• Exercise prompt:
Find the word "prevalence" in the data. Return every line where it appears.

• Exercise materials:
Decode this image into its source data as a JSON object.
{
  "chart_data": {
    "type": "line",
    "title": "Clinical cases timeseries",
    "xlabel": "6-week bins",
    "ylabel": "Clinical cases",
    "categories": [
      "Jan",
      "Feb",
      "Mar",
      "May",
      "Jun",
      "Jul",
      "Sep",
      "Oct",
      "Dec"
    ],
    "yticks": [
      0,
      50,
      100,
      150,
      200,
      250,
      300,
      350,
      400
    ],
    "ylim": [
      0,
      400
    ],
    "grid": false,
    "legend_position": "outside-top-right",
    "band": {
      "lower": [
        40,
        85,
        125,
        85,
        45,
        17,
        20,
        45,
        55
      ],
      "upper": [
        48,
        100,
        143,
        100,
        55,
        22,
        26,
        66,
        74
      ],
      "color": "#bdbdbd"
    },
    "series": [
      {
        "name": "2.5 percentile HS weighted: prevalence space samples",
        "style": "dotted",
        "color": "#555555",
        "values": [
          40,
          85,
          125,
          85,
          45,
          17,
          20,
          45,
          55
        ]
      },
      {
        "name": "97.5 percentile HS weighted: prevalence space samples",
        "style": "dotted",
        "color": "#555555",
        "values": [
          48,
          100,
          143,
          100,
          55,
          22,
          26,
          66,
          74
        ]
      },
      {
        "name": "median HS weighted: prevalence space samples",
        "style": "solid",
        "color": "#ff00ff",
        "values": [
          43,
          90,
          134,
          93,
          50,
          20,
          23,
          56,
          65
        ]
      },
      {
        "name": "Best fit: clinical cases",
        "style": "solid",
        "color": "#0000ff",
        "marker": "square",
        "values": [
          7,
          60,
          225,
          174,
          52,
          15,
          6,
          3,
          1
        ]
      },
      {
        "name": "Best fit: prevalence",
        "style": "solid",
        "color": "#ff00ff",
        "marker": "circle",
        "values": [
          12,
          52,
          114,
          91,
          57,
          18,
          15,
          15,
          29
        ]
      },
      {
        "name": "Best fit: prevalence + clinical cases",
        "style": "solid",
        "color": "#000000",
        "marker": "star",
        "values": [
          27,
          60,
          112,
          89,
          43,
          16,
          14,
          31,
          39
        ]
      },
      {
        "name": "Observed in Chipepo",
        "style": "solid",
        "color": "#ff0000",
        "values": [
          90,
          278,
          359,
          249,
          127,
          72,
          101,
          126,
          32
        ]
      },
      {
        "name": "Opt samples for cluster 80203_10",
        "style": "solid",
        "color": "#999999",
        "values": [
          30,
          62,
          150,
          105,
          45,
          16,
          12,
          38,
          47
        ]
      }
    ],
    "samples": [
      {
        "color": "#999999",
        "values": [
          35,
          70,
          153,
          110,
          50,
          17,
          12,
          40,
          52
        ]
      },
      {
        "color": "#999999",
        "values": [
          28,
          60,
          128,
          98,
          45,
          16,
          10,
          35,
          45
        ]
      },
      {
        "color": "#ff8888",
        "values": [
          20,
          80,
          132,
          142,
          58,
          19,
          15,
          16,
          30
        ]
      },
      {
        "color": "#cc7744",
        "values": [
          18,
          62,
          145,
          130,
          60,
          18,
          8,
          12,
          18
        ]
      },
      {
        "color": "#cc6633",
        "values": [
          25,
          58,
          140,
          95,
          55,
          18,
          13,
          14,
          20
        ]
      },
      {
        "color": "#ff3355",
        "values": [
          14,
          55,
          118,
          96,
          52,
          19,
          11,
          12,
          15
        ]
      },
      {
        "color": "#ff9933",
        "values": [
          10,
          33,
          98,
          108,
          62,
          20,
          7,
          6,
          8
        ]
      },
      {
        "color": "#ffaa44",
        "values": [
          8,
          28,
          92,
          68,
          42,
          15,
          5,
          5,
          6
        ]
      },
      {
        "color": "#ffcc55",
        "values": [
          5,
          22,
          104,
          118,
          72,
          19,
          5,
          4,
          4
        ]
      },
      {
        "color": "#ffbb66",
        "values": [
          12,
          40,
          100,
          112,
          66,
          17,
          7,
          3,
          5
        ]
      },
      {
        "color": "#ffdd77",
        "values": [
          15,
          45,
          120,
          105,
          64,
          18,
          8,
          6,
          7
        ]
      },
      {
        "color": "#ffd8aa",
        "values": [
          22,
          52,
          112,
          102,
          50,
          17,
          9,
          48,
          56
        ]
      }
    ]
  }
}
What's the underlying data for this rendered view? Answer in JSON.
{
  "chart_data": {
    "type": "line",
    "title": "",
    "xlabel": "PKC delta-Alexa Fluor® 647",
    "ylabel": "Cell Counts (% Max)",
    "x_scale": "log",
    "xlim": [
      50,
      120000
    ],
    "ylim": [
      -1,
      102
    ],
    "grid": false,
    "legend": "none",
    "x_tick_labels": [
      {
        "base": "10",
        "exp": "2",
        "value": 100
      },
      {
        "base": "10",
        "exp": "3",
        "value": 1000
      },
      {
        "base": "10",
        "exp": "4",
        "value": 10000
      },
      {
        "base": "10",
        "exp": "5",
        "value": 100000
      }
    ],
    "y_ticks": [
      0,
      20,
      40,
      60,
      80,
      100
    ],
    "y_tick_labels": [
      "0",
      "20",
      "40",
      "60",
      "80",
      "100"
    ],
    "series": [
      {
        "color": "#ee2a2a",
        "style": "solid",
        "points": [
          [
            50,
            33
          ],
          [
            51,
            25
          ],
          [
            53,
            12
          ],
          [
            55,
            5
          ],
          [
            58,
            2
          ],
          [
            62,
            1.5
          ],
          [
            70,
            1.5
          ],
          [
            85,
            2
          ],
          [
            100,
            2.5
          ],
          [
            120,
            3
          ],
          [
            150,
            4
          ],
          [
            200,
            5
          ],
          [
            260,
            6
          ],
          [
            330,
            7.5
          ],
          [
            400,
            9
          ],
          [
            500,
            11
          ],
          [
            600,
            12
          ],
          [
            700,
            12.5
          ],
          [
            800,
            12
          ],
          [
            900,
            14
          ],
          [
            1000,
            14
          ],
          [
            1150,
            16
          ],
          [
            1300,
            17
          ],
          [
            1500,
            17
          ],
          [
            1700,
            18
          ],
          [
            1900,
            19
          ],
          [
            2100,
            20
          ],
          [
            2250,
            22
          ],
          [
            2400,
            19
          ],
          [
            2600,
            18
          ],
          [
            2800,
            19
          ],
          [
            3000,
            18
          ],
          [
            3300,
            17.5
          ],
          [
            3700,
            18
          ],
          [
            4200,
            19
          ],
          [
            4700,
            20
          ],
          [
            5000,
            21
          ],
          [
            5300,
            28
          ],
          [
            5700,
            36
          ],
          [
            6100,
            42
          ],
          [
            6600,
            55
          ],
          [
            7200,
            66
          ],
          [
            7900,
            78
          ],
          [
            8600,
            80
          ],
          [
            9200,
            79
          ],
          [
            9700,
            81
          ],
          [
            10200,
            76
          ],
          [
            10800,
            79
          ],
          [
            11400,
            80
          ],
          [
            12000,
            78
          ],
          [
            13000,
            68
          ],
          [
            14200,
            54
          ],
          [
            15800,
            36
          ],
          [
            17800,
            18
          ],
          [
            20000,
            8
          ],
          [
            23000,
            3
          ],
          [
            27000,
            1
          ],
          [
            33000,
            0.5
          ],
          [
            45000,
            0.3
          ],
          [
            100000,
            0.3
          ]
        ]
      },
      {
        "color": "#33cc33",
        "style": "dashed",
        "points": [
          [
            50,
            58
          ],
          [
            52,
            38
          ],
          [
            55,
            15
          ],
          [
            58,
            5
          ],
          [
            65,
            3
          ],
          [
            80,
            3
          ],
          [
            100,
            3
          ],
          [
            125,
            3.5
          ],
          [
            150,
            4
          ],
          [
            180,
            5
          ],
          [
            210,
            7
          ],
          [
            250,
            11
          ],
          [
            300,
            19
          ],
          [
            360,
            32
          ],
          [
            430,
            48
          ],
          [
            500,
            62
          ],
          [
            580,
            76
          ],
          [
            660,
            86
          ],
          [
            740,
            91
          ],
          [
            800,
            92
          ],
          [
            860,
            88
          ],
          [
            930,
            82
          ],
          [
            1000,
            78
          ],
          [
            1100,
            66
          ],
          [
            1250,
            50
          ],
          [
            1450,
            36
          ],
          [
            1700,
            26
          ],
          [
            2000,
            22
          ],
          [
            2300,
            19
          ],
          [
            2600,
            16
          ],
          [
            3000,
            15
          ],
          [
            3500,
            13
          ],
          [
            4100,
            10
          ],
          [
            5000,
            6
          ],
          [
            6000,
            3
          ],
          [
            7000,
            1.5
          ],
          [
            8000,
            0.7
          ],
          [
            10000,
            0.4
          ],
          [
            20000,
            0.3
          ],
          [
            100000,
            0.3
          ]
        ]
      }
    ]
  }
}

• Response below:
        "name": "2.5 percentile HS weighted: prevalence space samples",
        "name": "97.5 percentile HS weighted: prevalence space samples",
        "name": "median HS weighted: prevalence space samples",
        "name": "Best fit: prevalence",
        "name": "Best fit: prevalence + clinical cases",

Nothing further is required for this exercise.